=== Exercise inputs ===

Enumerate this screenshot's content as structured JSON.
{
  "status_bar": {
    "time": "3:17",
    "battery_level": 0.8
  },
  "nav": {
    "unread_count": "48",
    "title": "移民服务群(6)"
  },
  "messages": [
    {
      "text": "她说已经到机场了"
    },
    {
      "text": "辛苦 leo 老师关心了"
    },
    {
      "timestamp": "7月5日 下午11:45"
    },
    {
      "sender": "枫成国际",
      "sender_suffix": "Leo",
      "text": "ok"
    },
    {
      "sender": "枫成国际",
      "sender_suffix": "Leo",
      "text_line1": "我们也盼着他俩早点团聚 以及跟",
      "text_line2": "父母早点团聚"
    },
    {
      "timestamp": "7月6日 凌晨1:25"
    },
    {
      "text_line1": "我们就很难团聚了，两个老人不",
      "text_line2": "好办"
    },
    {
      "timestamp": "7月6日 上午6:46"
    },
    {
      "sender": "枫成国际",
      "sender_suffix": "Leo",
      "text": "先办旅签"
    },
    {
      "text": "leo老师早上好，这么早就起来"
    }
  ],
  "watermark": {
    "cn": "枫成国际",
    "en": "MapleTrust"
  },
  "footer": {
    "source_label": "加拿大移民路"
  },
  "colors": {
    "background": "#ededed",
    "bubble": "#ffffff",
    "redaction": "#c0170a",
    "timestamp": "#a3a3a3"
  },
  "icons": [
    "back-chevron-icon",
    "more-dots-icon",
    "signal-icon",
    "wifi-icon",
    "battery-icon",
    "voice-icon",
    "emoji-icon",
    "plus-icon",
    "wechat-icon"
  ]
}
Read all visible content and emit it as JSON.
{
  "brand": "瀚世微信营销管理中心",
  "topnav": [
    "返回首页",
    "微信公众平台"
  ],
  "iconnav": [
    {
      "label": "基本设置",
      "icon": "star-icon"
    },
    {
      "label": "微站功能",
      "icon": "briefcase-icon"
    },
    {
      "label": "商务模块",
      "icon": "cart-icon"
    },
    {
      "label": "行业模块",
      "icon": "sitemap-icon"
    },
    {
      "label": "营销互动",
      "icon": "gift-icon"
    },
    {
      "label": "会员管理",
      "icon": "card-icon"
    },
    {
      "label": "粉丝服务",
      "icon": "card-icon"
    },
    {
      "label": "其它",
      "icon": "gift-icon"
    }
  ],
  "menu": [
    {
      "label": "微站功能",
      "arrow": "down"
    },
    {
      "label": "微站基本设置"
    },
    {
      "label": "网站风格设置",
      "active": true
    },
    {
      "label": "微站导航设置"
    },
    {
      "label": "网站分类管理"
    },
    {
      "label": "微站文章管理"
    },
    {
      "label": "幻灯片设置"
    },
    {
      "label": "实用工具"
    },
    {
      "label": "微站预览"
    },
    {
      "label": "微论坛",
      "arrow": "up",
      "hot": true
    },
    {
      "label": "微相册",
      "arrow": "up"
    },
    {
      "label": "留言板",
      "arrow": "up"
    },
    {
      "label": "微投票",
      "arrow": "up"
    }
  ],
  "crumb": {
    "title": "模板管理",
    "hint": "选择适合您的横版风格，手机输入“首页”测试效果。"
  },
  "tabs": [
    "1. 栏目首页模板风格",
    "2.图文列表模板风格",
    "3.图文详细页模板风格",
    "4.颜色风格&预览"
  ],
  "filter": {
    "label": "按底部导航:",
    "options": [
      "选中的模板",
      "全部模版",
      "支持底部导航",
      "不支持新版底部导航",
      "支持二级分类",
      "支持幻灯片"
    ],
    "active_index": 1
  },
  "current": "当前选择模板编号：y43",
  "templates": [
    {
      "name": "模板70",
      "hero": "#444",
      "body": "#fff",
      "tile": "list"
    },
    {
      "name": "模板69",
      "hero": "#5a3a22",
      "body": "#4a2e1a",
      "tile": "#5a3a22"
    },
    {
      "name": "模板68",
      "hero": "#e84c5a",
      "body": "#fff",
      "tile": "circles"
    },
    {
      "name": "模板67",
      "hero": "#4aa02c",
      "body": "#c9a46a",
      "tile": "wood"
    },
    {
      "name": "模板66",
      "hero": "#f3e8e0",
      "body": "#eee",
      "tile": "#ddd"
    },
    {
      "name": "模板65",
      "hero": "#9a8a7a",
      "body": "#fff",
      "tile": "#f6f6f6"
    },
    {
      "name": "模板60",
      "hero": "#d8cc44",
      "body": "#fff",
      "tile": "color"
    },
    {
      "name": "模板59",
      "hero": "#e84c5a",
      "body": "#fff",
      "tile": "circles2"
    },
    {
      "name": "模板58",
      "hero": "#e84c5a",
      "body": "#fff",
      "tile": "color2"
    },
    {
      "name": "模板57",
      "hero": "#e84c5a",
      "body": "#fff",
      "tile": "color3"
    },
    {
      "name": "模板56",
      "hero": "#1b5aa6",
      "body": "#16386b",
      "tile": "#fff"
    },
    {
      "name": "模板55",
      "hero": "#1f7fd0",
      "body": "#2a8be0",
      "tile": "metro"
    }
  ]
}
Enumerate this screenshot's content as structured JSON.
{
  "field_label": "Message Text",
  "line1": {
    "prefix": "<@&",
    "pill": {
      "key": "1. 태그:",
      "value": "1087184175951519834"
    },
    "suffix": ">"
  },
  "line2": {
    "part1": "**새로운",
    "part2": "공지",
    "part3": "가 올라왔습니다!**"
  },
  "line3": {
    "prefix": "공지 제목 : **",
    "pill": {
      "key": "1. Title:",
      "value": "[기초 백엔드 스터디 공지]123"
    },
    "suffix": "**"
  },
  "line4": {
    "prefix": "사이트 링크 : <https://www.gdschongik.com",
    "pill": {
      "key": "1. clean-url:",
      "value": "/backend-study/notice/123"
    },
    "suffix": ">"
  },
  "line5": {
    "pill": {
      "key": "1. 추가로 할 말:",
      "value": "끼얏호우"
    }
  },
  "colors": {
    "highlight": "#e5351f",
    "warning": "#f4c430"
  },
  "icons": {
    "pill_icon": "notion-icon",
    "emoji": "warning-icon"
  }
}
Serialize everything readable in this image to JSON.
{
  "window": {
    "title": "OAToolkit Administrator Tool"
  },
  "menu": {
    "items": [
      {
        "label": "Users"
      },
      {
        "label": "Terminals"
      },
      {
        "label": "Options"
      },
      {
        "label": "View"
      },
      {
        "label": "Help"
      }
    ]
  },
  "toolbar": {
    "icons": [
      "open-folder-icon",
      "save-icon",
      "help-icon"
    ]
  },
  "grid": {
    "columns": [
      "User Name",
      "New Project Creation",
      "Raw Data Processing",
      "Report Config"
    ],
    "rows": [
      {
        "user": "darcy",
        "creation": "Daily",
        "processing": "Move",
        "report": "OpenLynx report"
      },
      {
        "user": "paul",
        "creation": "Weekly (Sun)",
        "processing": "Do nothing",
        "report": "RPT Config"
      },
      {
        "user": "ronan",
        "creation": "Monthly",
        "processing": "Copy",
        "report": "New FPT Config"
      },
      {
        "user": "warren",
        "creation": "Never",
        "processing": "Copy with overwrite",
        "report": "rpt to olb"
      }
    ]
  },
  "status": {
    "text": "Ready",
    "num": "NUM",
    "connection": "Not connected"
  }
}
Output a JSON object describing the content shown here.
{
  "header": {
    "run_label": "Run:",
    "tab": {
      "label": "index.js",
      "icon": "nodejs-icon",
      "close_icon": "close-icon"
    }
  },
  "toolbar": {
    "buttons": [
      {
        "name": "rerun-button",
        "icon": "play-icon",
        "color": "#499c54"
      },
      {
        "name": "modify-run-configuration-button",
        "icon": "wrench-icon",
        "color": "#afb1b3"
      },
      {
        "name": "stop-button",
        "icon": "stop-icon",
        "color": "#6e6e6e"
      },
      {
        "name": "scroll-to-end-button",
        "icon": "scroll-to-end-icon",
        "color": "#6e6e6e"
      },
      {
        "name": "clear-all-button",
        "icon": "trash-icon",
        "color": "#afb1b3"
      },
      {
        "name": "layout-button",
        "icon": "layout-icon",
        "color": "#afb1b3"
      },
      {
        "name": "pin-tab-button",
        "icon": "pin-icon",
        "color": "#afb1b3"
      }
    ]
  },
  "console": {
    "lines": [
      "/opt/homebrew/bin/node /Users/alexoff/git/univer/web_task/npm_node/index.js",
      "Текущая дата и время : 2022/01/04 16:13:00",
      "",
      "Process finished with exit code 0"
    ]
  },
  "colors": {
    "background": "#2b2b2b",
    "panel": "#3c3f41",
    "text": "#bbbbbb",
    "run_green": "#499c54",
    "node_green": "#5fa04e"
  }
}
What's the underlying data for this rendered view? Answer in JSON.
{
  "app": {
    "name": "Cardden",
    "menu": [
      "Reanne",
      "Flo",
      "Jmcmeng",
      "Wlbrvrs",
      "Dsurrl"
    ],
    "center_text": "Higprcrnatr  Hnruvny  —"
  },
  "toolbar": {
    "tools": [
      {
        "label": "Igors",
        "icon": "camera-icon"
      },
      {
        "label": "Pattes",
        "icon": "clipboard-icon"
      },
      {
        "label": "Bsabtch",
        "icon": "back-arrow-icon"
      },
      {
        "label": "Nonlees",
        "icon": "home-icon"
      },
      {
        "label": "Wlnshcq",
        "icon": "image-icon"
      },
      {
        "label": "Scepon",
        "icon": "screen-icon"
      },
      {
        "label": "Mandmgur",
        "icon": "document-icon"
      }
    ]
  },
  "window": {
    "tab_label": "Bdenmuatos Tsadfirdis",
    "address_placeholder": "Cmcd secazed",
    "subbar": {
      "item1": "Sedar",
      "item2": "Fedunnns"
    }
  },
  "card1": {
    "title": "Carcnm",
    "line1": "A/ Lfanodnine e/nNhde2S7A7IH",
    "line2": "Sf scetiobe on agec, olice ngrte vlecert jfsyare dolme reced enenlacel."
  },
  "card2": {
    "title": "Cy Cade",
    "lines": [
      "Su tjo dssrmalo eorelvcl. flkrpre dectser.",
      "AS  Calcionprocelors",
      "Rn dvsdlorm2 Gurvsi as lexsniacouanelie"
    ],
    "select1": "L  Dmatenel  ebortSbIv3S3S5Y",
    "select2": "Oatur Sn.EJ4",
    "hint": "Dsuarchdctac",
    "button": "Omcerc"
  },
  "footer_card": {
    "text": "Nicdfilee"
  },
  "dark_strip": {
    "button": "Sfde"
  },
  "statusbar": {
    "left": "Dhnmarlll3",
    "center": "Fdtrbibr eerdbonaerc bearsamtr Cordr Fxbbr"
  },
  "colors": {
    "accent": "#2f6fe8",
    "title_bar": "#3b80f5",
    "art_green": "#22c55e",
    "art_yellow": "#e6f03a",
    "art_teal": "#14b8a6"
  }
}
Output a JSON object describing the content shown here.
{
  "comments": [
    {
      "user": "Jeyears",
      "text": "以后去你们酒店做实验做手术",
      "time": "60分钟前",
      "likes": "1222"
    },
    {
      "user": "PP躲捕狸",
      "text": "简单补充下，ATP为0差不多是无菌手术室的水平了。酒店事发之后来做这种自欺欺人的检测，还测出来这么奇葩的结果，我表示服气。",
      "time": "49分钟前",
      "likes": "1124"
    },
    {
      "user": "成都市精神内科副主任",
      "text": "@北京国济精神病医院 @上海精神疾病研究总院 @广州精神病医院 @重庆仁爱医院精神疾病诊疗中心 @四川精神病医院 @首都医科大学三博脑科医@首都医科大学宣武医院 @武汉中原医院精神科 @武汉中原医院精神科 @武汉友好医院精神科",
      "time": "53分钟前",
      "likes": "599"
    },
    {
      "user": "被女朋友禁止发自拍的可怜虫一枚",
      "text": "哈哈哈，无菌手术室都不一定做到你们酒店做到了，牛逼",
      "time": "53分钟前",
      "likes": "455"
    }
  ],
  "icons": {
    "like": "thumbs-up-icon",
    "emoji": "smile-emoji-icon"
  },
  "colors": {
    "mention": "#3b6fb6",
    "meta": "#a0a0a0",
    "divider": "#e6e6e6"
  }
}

===

▸ Aim of the exercise
Figure out how many lines of the data above include "Users", then give the number and nothing more.

▸ Full output
2